» **Your task**
Copy each of the entries below faithfully, setting aside any pictures.

» **Dataset records**
━━━━━━━━

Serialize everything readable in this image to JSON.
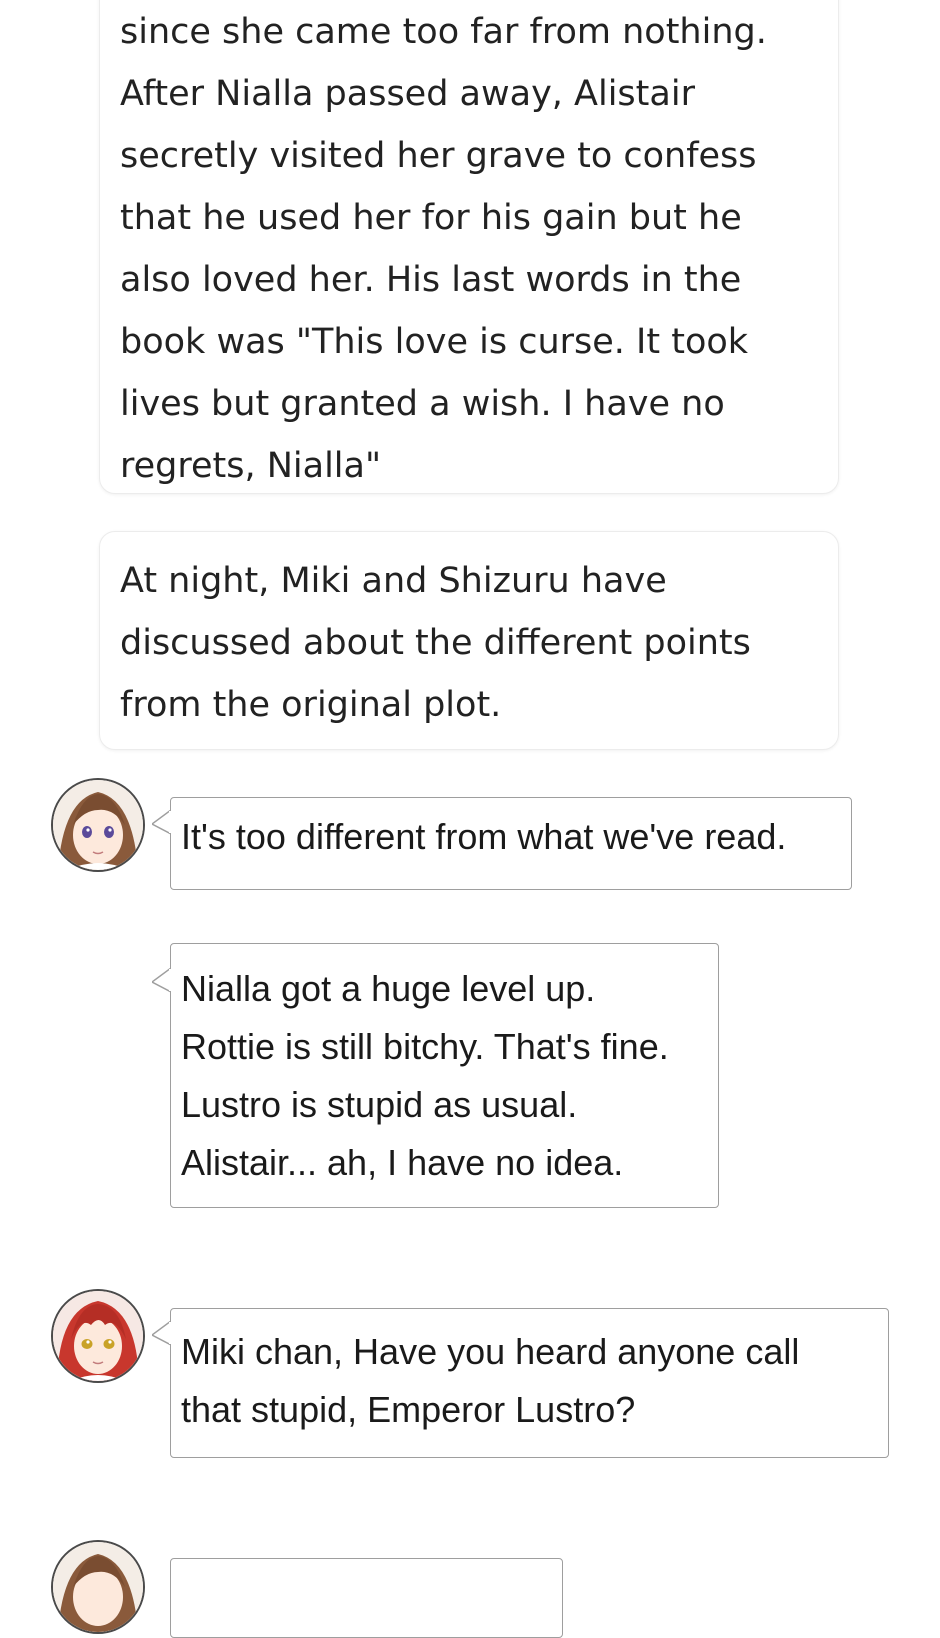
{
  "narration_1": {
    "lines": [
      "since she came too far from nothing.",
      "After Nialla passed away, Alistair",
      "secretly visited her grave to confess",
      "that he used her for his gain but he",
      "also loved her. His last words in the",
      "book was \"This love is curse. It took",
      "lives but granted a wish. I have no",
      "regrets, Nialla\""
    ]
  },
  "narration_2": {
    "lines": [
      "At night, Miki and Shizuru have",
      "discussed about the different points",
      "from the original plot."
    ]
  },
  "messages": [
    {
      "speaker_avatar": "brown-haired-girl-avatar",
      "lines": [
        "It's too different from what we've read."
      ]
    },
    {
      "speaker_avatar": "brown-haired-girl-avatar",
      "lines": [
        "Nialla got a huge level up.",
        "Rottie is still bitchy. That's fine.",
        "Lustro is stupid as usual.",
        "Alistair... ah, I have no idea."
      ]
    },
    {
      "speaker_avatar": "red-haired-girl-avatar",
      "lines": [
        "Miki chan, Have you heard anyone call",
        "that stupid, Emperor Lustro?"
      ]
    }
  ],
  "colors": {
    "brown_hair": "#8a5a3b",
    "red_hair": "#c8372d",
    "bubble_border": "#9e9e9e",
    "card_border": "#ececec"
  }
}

━━━━━━━━

» **Task answer**
Serialize everything readable in this image to JSON.
{
  "narration_1": {
    "lines": [
      "since she came too far from nothing.",
      "After Nialla passed away, Alistair",
      "secretly visited her grave to confess",
      "that he used her for his gain but he",
      "also loved her. His last words in the",
      "book was \"This love is curse. It took",
      "lives but granted a wish. I have no",
      "regrets, Nialla\""
    ]
  },
  "narration_2": {
    "lines": [
      "At night, Miki and Shizuru have",
      "discussed about the different points",
      "from the original plot."
    ]
  },
  "messages": [
    {
      "speaker_avatar": "brown-haired-girl-avatar",
      "lines": [
        "It's too different from what we've read."
      ]
    },
    {
      "speaker_avatar": "brown-haired-girl-avatar",
      "lines": [
        "Nialla got a huge level up.",
        "Rottie is still bitchy. That's fine.",
        "Lustro is stupid as usual.",
        "Alistair... ah, I have no idea."
      ]
    },
    {
      "speaker_avatar": "red-haired-girl-avatar",
      "lines": [
        "Miki chan, Have you heard anyone call",
        "that stupid, Emperor Lustro?"
      ]
    }
  ],
  "colors": {
    "brown_hair": "#8a5a3b",
    "red_hair": "#c8372d",
    "bubble_border": "#9e9e9e",
    "card_border": "#ececec"
  }
}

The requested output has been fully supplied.